[Stored data entries]
● ● ●

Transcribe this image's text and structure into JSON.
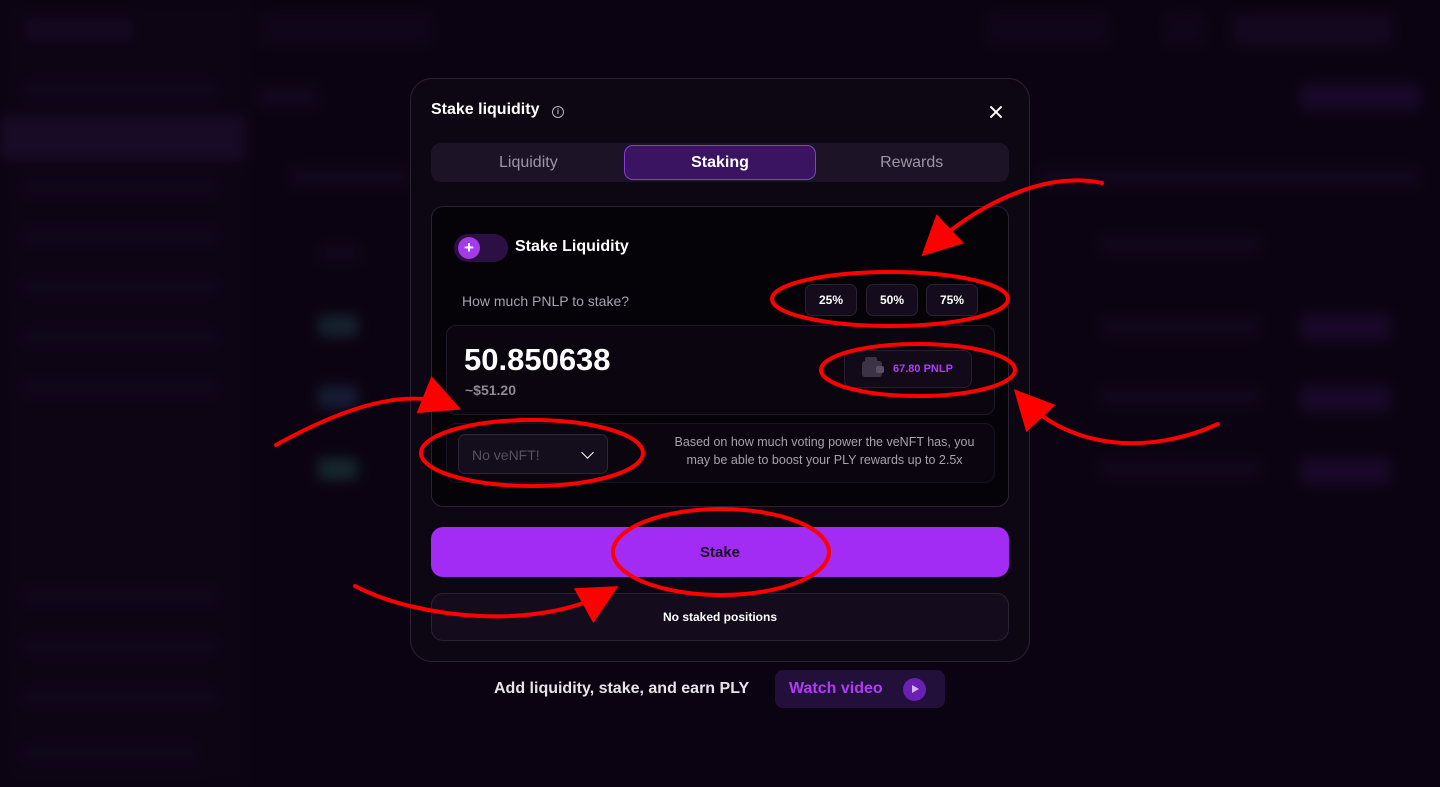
{
  "modal": {
    "title": "Stake liquidity",
    "info_icon_glyph": "i",
    "tabs": [
      {
        "label": "Liquidity",
        "active": false
      },
      {
        "label": "Staking",
        "active": true
      },
      {
        "label": "Rewards",
        "active": false
      }
    ],
    "toggle": {
      "label": "Stake Liquidity",
      "icon": "plus-icon",
      "glyph": "+"
    },
    "question": "How much PNLP to stake?",
    "percent_buttons": [
      "25%",
      "50%",
      "75%"
    ],
    "amount": {
      "value": "50.850638",
      "usd": "~$51.20"
    },
    "balance": {
      "label": "67.80 PNLP",
      "icon": "wallet-icon"
    },
    "venft": {
      "placeholder": "No veNFT!",
      "info": "Based on how much voting power the veNFT has, you may be able to boost your PLY rewards up to 2.5x"
    },
    "stake_button": "Stake",
    "positions_text": "No staked positions"
  },
  "footer": {
    "text": "Add liquidity, stake, and earn PLY",
    "watch_button": "Watch video"
  },
  "colors": {
    "accent": "#a32cf5",
    "annotation": "#ff0000",
    "background": "#0f0517"
  }
}
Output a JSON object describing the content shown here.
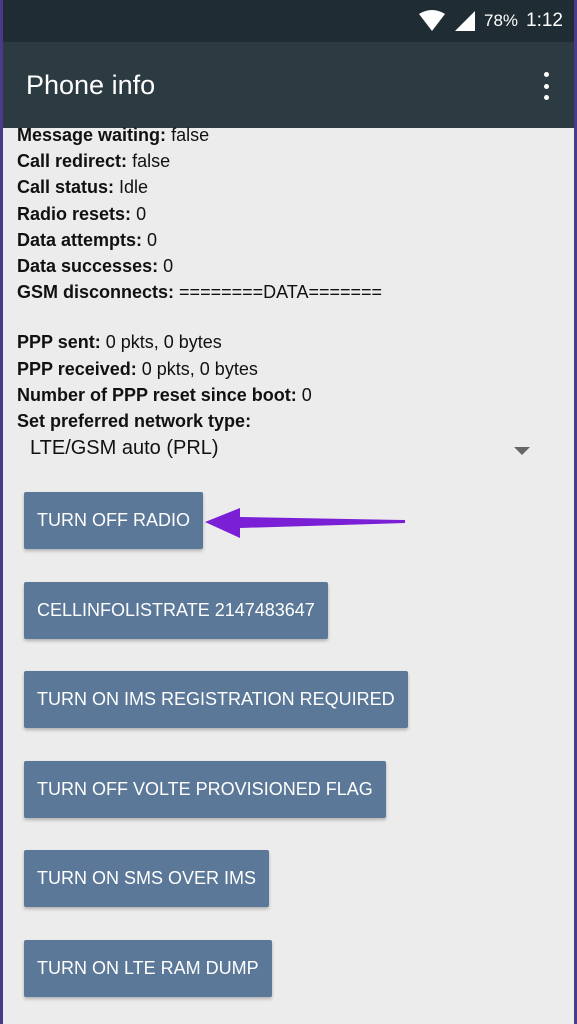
{
  "status_bar": {
    "battery": "78%",
    "time": "1:12",
    "icons": [
      "wifi-icon",
      "signal-icon"
    ]
  },
  "app_bar": {
    "title": "Phone info",
    "menu_icon": "overflow-menu-icon"
  },
  "info_rows": [
    {
      "label": "Message waiting:",
      "value": "false"
    },
    {
      "label": "Call redirect:",
      "value": "false"
    },
    {
      "label": "Call status:",
      "value": "Idle"
    },
    {
      "label": "Radio resets:",
      "value": "0"
    },
    {
      "label": "Data attempts:",
      "value": "0"
    },
    {
      "label": "Data successes:",
      "value": "0"
    },
    {
      "label": "GSM disconnects:",
      "value": "========DATA======="
    },
    {
      "label": "PPP sent:",
      "value": "0 pkts, 0 bytes"
    },
    {
      "label": "PPP received:",
      "value": "0 pkts, 0 bytes"
    },
    {
      "label": "Number of PPP reset since boot:",
      "value": "0"
    },
    {
      "label": "Set preferred network type:",
      "value": ""
    }
  ],
  "network_type": {
    "selected": "LTE/GSM auto (PRL)"
  },
  "buttons": [
    {
      "label": "TURN OFF RADIO"
    },
    {
      "label": "CELLINFOLISTRATE 2147483647"
    },
    {
      "label": "TURN ON IMS REGISTRATION REQUIRED"
    },
    {
      "label": "TURN OFF VOLTE PROVISIONED FLAG"
    },
    {
      "label": "TURN ON SMS OVER IMS"
    },
    {
      "label": "TURN ON LTE RAM DUMP"
    }
  ],
  "colors": {
    "status_bar": "#1f2c34",
    "app_bar": "#2c3a41",
    "button": "#5b7898",
    "annotation_arrow": "#7a1fd6",
    "background": "#ececec"
  }
}
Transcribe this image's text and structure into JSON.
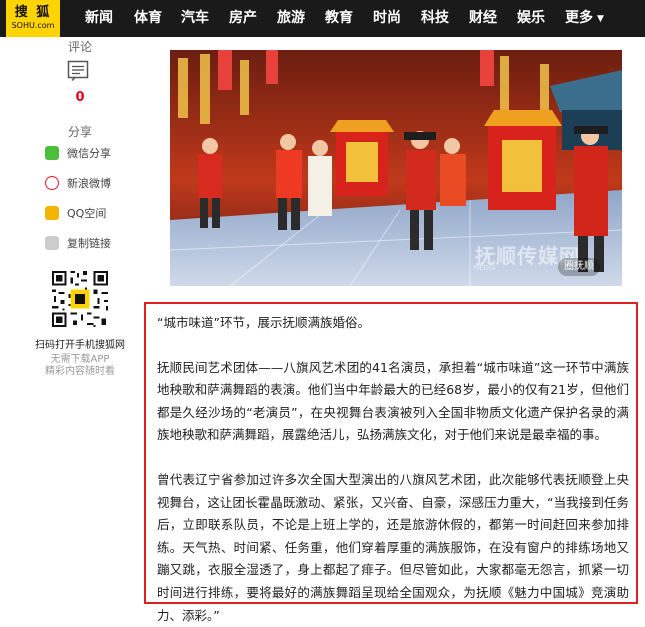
{
  "header": {
    "logo_text": "搜 狐",
    "logo_sub": "SOHU.com",
    "nav": [
      "新闻",
      "体育",
      "汽车",
      "房产",
      "旅游",
      "教育",
      "时尚",
      "科技",
      "财经",
      "娱乐"
    ],
    "more_label": "更多"
  },
  "sidebar": {
    "comment_title": "评论",
    "comment_count": "0",
    "share_title": "分享",
    "share_items": [
      {
        "label": "微信分享",
        "icon": "wechat-icon",
        "color": "#4cbf3a"
      },
      {
        "label": "新浪微博",
        "icon": "weibo-icon",
        "color": "#e6162d"
      },
      {
        "label": "QQ空间",
        "icon": "qzone-icon",
        "color": "#f5b400"
      },
      {
        "label": "复制链接",
        "icon": "link-icon",
        "color": "#bbbbbb"
      }
    ],
    "qr_caption": "扫码打开手机搜狐网",
    "qr_sub1": "无需下载APP",
    "qr_sub2": "精彩内容随时看"
  },
  "hero_image": {
    "watermark": "抚顺传媒网",
    "watermark_sub": "MEDIA",
    "badge": "圈抚顺"
  },
  "article": {
    "paragraphs": [
      "“城市味道”环节，展示抚顺满族婚俗。",
      "抚顺民间艺术团体——八旗风艺术团的41名演员，承担着“城市味道”这一环节中满族地秧歌和萨满舞蹈的表演。他们当中年龄最大的已经68岁，最小的仅有21岁，但他们都是久经沙场的“老演员”，在央视舞台表演被列入全国非物质文化遗产保护名录的满族地秧歌和萨满舞蹈，展露绝活儿，弘扬满族文化，对于他们来说是最幸福的事。",
      "曾代表辽宁省参加过许多次全国大型演出的八旗风艺术团，此次能够代表抚顺登上央视舞台，这让团长霍晶既激动、紧张，又兴奋、自豪，深感压力重大，“当我接到任务后，立即联系队员，不论是上班上学的，还是旅游休假的，都第一时间赶回来参加排练。天气热、时间紧、任务重，他们穿着厚重的满族服饰，在没有窗户的排练场地又蹦又跳，衣服全湿透了，身上都起了痱子。但尽管如此，大家都毫无怨言，抓紧一切时间进行排练，要将最好的满族舞蹈呈现给全国观众，为抚顺《魅力中国城》竞演助力、添彩。”"
    ]
  },
  "colors": {
    "nav_bg": "#1a1a1a",
    "logo_bg": "#ffd400",
    "accent_red": "#e02020"
  }
}
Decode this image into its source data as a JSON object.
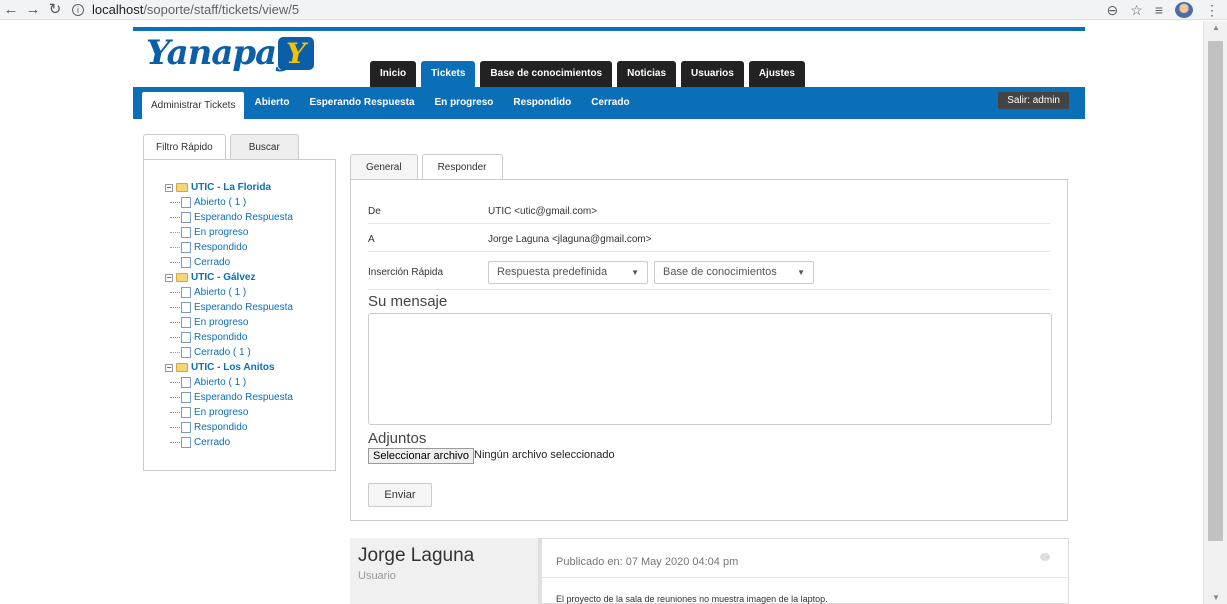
{
  "browser": {
    "url_host": "localhost",
    "url_path": "/soporte/staff/tickets/view/5"
  },
  "brand": {
    "name": "Yanapay",
    "mark": "Y"
  },
  "main_tabs": [
    "Inicio",
    "Tickets",
    "Base de conocimientos",
    "Noticias",
    "Usuarios",
    "Ajustes"
  ],
  "sub_nav": {
    "items": [
      "Administrar Tickets",
      "Abierto",
      "Esperando Respuesta",
      "En progreso",
      "Respondido",
      "Cerrado"
    ],
    "logout": "Salir: admin"
  },
  "side_tabs": [
    "Filtro Rápido",
    "Buscar"
  ],
  "tree": [
    {
      "name": "UTIC - La Florida",
      "items": [
        "Abierto ( 1 )",
        "Esperando Respuesta",
        "En progreso",
        "Respondido",
        "Cerrado"
      ]
    },
    {
      "name": "UTIC - Gálvez",
      "items": [
        "Abierto ( 1 )",
        "Esperando Respuesta",
        "En progreso",
        "Respondido",
        "Cerrado ( 1 )"
      ]
    },
    {
      "name": "UTIC - Los Anitos",
      "items": [
        "Abierto ( 1 )",
        "Esperando Respuesta",
        "En progreso",
        "Respondido",
        "Cerrado"
      ]
    }
  ],
  "content_tabs": [
    "General",
    "Responder"
  ],
  "form": {
    "from_label": "De",
    "from_value": "UTIC <utic@gmail.com>",
    "to_label": "A",
    "to_value": "Jorge Laguna <jlaguna@gmail.com>",
    "quick_label": "Inserción Rápida",
    "select_predefined": "Respuesta predefinida",
    "select_kb": "Base de conocimientos",
    "message_title": "Su mensaje",
    "attachments_title": "Adjuntos",
    "file_button": "Seleccionar archivo",
    "file_status": "Ningún archivo seleccionado",
    "send": "Enviar"
  },
  "post": {
    "author": "Jorge Laguna",
    "role": "Usuario",
    "date": "Publicado en: 07 May 2020 04:04 pm",
    "text": "El proyecto de la sala de reuniones no muestra imagen de la laptop."
  },
  "colors": {
    "primary": "#0b6fb8",
    "dark_tab": "#222222",
    "logo": "#0b5ea8",
    "logo_accent": "#f5c200"
  }
}
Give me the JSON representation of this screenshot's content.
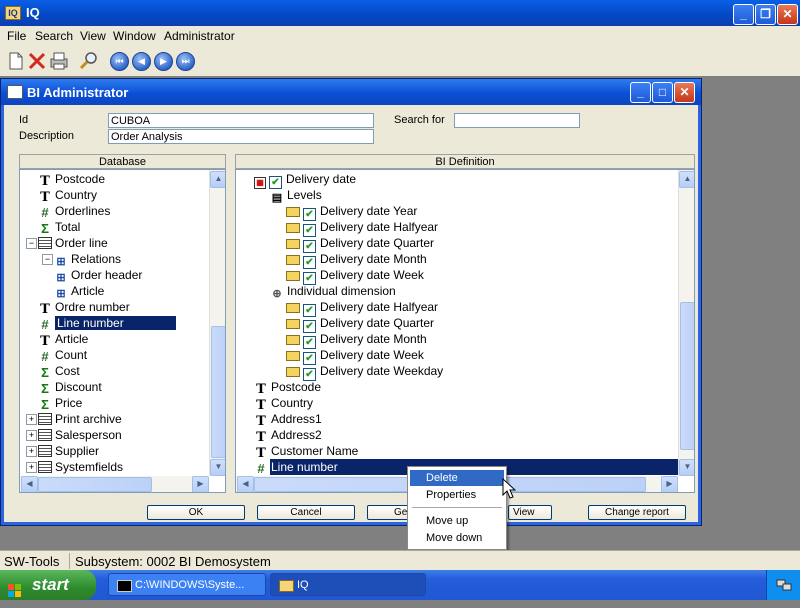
{
  "app": {
    "title": "IQ",
    "icon_text": "IQ",
    "menu": [
      "File",
      "Search",
      "View",
      "Window",
      "Administrator"
    ]
  },
  "toolbar_icons": [
    "new-document-icon",
    "delete-icon",
    "print-icon",
    "zoom-icon",
    "first-record-icon",
    "previous-record-icon",
    "next-record-icon",
    "last-record-icon"
  ],
  "bi_window": {
    "title": "BI Administrator",
    "id_label": "Id",
    "id_value": "CUBOA",
    "description_label": "Description",
    "description_value": "Order Analysis",
    "search_label": "Search for",
    "search_value": "",
    "database_header": "Database",
    "definition_header": "BI Definition",
    "database_tree": [
      {
        "label": "Postcode",
        "icon": "text-field-icon"
      },
      {
        "label": "Country",
        "icon": "text-field-icon"
      },
      {
        "label": "Orderlines",
        "icon": "number-field-icon"
      },
      {
        "label": "Total",
        "icon": "sum-field-icon"
      },
      {
        "label": "Order line",
        "icon": "table-icon"
      },
      {
        "label": "Relations",
        "icon": "relations-icon"
      },
      {
        "label": "Order header",
        "icon": "relations-icon"
      },
      {
        "label": "Article",
        "icon": "relations-icon"
      },
      {
        "label": "Ordre number",
        "icon": "text-field-icon"
      },
      {
        "label": "Line number",
        "icon": "number-field-icon"
      },
      {
        "label": "Article",
        "icon": "text-field-icon"
      },
      {
        "label": "Count",
        "icon": "number-field-icon"
      },
      {
        "label": "Cost",
        "icon": "sum-field-icon"
      },
      {
        "label": "Discount",
        "icon": "sum-field-icon"
      },
      {
        "label": "Price",
        "icon": "sum-field-icon"
      },
      {
        "label": "Print archive",
        "icon": "table-icon"
      },
      {
        "label": "Salesperson",
        "icon": "table-icon"
      },
      {
        "label": "Supplier",
        "icon": "table-icon"
      },
      {
        "label": "Systemfields",
        "icon": "table-icon"
      }
    ],
    "definition_tree": [
      {
        "label": "Delivery date",
        "icon": "calendar-icon"
      },
      {
        "label": "Levels",
        "icon": "levels-icon"
      },
      {
        "label": "Delivery date Year",
        "icon": "level-folder-icon"
      },
      {
        "label": "Delivery date Halfyear",
        "icon": "level-folder-icon"
      },
      {
        "label": "Delivery date Quarter",
        "icon": "level-folder-icon"
      },
      {
        "label": "Delivery date Month",
        "icon": "level-folder-icon"
      },
      {
        "label": "Delivery date Week",
        "icon": "level-folder-icon"
      },
      {
        "label": "Individual dimension",
        "icon": "dimension-icon"
      },
      {
        "label": "Delivery date Halfyear",
        "icon": "level-folder-icon"
      },
      {
        "label": "Delivery date Quarter",
        "icon": "level-folder-icon"
      },
      {
        "label": "Delivery date Month",
        "icon": "level-folder-icon"
      },
      {
        "label": "Delivery date Week",
        "icon": "level-folder-icon"
      },
      {
        "label": "Delivery date Weekday",
        "icon": "level-folder-icon"
      },
      {
        "label": "Postcode",
        "icon": "text-field-icon"
      },
      {
        "label": "Country",
        "icon": "text-field-icon"
      },
      {
        "label": "Address1",
        "icon": "text-field-icon"
      },
      {
        "label": "Address2",
        "icon": "text-field-icon"
      },
      {
        "label": "Customer Name",
        "icon": "text-field-icon"
      },
      {
        "label": "Line number",
        "icon": "number-field-icon"
      }
    ],
    "buttons": {
      "ok": "OK",
      "cancel": "Cancel",
      "gen": "Ge",
      "view": "View",
      "change_report": "Change report"
    }
  },
  "context_menu": {
    "items": [
      "Delete",
      "Properties",
      "Move up",
      "Move down"
    ],
    "highlighted": "Delete"
  },
  "statusbar": {
    "left": "SW-Tools",
    "right": "Subsystem: 0002 BI Demosystem"
  },
  "taskbar": {
    "start_label": "start",
    "tasks": [
      "C:\\WINDOWS\\Syste...",
      "IQ"
    ]
  },
  "colors": {
    "selection": "#0a246a",
    "menu_highlight": "#316ac5",
    "window_face": "#ece9d8",
    "titlebar_blue": "#0a4fd6"
  }
}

● ● ●

TO BE DONE: Among the lines of the material, find those that hold the word "record" and copy them.

EXERCISE RESULT:
    "first-record-icon",
    "previous-record-icon",
    "next-record-icon",
    "last-record-icon"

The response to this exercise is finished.